▶ [Objective]: Repeat the material exactly, every line of it.

### Data for processing

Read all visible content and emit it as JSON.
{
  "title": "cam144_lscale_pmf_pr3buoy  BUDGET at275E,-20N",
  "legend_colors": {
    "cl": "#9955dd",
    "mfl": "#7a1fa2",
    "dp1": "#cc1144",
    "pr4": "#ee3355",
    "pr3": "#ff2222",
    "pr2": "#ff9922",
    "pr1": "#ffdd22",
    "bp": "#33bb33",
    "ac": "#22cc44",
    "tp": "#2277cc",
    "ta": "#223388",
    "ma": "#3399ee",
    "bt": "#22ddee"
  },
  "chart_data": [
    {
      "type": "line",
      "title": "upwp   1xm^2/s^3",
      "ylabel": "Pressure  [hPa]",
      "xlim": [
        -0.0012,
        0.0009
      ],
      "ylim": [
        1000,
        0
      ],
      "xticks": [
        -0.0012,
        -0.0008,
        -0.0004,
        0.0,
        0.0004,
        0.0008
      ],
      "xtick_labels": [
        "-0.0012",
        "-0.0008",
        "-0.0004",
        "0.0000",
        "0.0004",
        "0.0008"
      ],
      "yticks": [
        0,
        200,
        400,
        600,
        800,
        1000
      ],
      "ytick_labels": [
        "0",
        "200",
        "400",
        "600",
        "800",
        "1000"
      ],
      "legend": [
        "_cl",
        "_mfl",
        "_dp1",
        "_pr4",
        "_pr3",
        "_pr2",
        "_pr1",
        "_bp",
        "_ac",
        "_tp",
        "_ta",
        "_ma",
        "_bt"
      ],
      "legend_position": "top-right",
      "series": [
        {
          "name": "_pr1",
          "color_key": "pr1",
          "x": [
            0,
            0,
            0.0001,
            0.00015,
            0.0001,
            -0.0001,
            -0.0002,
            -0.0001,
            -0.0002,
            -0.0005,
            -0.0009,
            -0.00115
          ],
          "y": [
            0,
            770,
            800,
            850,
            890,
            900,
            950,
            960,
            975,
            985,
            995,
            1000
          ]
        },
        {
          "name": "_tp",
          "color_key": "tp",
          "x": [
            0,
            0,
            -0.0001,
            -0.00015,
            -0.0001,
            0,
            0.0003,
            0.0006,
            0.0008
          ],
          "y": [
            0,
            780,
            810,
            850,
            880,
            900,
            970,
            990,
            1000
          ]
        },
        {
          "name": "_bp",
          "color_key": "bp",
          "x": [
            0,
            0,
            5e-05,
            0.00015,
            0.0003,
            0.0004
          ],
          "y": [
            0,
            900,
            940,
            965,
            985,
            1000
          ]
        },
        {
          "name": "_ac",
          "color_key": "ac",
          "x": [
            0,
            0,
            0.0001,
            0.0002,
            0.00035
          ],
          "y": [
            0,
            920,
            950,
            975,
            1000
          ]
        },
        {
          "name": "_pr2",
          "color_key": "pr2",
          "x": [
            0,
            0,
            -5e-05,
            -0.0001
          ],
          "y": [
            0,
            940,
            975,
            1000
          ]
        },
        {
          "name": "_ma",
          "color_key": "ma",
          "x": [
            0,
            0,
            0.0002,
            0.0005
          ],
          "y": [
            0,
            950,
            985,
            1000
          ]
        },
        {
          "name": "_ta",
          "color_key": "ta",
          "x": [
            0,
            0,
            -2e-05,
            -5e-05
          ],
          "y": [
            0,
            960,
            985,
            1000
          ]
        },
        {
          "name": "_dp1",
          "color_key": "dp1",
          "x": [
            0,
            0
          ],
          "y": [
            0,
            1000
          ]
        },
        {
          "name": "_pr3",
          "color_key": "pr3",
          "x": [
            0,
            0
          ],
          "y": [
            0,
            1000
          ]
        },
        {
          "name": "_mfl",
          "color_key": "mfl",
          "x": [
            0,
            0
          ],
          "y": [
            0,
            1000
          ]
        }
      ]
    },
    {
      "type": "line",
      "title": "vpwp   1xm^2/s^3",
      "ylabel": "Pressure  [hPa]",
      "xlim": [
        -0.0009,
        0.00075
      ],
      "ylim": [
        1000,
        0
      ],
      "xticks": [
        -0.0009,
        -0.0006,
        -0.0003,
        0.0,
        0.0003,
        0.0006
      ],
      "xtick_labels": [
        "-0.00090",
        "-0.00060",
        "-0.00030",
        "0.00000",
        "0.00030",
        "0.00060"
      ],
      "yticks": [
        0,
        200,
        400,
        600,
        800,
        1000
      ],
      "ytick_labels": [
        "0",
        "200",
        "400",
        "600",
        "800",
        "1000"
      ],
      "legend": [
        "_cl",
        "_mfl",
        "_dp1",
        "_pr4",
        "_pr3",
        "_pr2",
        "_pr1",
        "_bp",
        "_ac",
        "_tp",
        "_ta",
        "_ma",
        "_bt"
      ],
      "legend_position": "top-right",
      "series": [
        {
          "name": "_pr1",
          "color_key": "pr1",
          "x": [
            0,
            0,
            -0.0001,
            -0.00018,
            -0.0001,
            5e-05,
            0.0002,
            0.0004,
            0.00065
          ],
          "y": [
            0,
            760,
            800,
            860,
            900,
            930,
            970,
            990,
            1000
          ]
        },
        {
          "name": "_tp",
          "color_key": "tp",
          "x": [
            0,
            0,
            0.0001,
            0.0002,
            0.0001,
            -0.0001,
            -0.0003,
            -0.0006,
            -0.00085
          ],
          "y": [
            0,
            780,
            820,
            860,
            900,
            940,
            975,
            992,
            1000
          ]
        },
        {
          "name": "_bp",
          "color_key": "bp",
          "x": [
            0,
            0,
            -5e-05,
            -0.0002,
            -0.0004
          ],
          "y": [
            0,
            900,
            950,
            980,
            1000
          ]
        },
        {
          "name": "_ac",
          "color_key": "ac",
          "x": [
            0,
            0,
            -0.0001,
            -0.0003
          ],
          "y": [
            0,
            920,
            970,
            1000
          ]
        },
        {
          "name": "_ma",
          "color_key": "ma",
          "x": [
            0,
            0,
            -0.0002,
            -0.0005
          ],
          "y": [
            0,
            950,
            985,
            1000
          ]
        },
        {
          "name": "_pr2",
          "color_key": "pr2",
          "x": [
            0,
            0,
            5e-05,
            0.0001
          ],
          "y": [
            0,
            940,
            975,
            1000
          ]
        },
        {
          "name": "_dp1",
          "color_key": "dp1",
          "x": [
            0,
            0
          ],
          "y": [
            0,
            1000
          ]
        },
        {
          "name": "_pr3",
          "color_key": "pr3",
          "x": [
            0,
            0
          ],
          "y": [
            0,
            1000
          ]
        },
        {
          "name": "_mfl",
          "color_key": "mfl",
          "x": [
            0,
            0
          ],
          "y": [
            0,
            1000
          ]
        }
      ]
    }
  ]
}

######

▶ [Output for this task]:
Read all visible content and emit it as JSON.
{
  "title": "cam144_lscale_pmf_pr3buoy  BUDGET at275E,-20N",
  "legend_colors": {
    "cl": "#9955dd",
    "mfl": "#7a1fa2",
    "dp1": "#cc1144",
    "pr4": "#ee3355",
    "pr3": "#ff2222",
    "pr2": "#ff9922",
    "pr1": "#ffdd22",
    "bp": "#33bb33",
    "ac": "#22cc44",
    "tp": "#2277cc",
    "ta": "#223388",
    "ma": "#3399ee",
    "bt": "#22ddee"
  },
  "chart_data": [
    {
      "type": "line",
      "title": "upwp   1xm^2/s^3",
      "ylabel": "Pressure  [hPa]",
      "xlim": [
        -0.0012,
        0.0009
      ],
      "ylim": [
        1000,
        0
      ],
      "xticks": [
        -0.0012,
        -0.0008,
        -0.0004,
        0.0,
        0.0004,
        0.0008
      ],
      "xtick_labels": [
        "-0.0012",
        "-0.0008",
        "-0.0004",
        "0.0000",
        "0.0004",
        "0.0008"
      ],
      "yticks": [
        0,
        200,
        400,
        600,
        800,
        1000
      ],
      "ytick_labels": [
        "0",
        "200",
        "400",
        "600",
        "800",
        "1000"
      ],
      "legend": [
        "_cl",
        "_mfl",
        "_dp1",
        "_pr4",
        "_pr3",
        "_pr2",
        "_pr1",
        "_bp",
        "_ac",
        "_tp",
        "_ta",
        "_ma",
        "_bt"
      ],
      "legend_position": "top-right",
      "series": [
        {
          "name": "_pr1",
          "color_key": "pr1",
          "x": [
            0,
            0,
            0.0001,
            0.00015,
            0.0001,
            -0.0001,
            -0.0002,
            -0.0001,
            -0.0002,
            -0.0005,
            -0.0009,
            -0.00115
          ],
          "y": [
            0,
            770,
            800,
            850,
            890,
            900,
            950,
            960,
            975,
            985,
            995,
            1000
          ]
        },
        {
          "name": "_tp",
          "color_key": "tp",
          "x": [
            0,
            0,
            -0.0001,
            -0.00015,
            -0.0001,
            0,
            0.0003,
            0.0006,
            0.0008
          ],
          "y": [
            0,
            780,
            810,
            850,
            880,
            900,
            970,
            990,
            1000
          ]
        },
        {
          "name": "_bp",
          "color_key": "bp",
          "x": [
            0,
            0,
            5e-05,
            0.00015,
            0.0003,
            0.0004
          ],
          "y": [
            0,
            900,
            940,
            965,
            985,
            1000
          ]
        },
        {
          "name": "_ac",
          "color_key": "ac",
          "x": [
            0,
            0,
            0.0001,
            0.0002,
            0.00035
          ],
          "y": [
            0,
            920,
            950,
            975,
            1000
          ]
        },
        {
          "name": "_pr2",
          "color_key": "pr2",
          "x": [
            0,
            0,
            -5e-05,
            -0.0001
          ],
          "y": [
            0,
            940,
            975,
            1000
          ]
        },
        {
          "name": "_ma",
          "color_key": "ma",
          "x": [
            0,
            0,
            0.0002,
            0.0005
          ],
          "y": [
            0,
            950,
            985,
            1000
          ]
        },
        {
          "name": "_ta",
          "color_key": "ta",
          "x": [
            0,
            0,
            -2e-05,
            -5e-05
          ],
          "y": [
            0,
            960,
            985,
            1000
          ]
        },
        {
          "name": "_dp1",
          "color_key": "dp1",
          "x": [
            0,
            0
          ],
          "y": [
            0,
            1000
          ]
        },
        {
          "name": "_pr3",
          "color_key": "pr3",
          "x": [
            0,
            0
          ],
          "y": [
            0,
            1000
          ]
        },
        {
          "name": "_mfl",
          "color_key": "mfl",
          "x": [
            0,
            0
          ],
          "y": [
            0,
            1000
          ]
        }
      ]
    },
    {
      "type": "line",
      "title": "vpwp   1xm^2/s^3",
      "ylabel": "Pressure  [hPa]",
      "xlim": [
        -0.0009,
        0.00075
      ],
      "ylim": [
        1000,
        0
      ],
      "xticks": [
        -0.0009,
        -0.0006,
        -0.0003,
        0.0,
        0.0003,
        0.0006
      ],
      "xtick_labels": [
        "-0.00090",
        "-0.00060",
        "-0.00030",
        "0.00000",
        "0.00030",
        "0.00060"
      ],
      "yticks": [
        0,
        200,
        400,
        600,
        800,
        1000
      ],
      "ytick_labels": [
        "0",
        "200",
        "400",
        "600",
        "800",
        "1000"
      ],
      "legend": [
        "_cl",
        "_mfl",
        "_dp1",
        "_pr4",
        "_pr3",
        "_pr2",
        "_pr1",
        "_bp",
        "_ac",
        "_tp",
        "_ta",
        "_ma",
        "_bt"
      ],
      "legend_position": "top-right",
      "series": [
        {
          "name": "_pr1",
          "color_key": "pr1",
          "x": [
            0,
            0,
            -0.0001,
            -0.00018,
            -0.0001,
            5e-05,
            0.0002,
            0.0004,
            0.00065
          ],
          "y": [
            0,
            760,
            800,
            860,
            900,
            930,
            970,
            990,
            1000
          ]
        },
        {
          "name": "_tp",
          "color_key": "tp",
          "x": [
            0,
            0,
            0.0001,
            0.0002,
            0.0001,
            -0.0001,
            -0.0003,
            -0.0006,
            -0.00085
          ],
          "y": [
            0,
            780,
            820,
            860,
            900,
            940,
            975,
            992,
            1000
          ]
        },
        {
          "name": "_bp",
          "color_key": "bp",
          "x": [
            0,
            0,
            -5e-05,
            -0.0002,
            -0.0004
          ],
          "y": [
            0,
            900,
            950,
            980,
            1000
          ]
        },
        {
          "name": "_ac",
          "color_key": "ac",
          "x": [
            0,
            0,
            -0.0001,
            -0.0003
          ],
          "y": [
            0,
            920,
            970,
            1000
          ]
        },
        {
          "name": "_ma",
          "color_key": "ma",
          "x": [
            0,
            0,
            -0.0002,
            -0.0005
          ],
          "y": [
            0,
            950,
            985,
            1000
          ]
        },
        {
          "name": "_pr2",
          "color_key": "pr2",
          "x": [
            0,
            0,
            5e-05,
            0.0001
          ],
          "y": [
            0,
            940,
            975,
            1000
          ]
        },
        {
          "name": "_dp1",
          "color_key": "dp1",
          "x": [
            0,
            0
          ],
          "y": [
            0,
            1000
          ]
        },
        {
          "name": "_pr3",
          "color_key": "pr3",
          "x": [
            0,
            0
          ],
          "y": [
            0,
            1000
          ]
        },
        {
          "name": "_mfl",
          "color_key": "mfl",
          "x": [
            0,
            0
          ],
          "y": [
            0,
            1000
          ]
        }
      ]
    }
  ]
}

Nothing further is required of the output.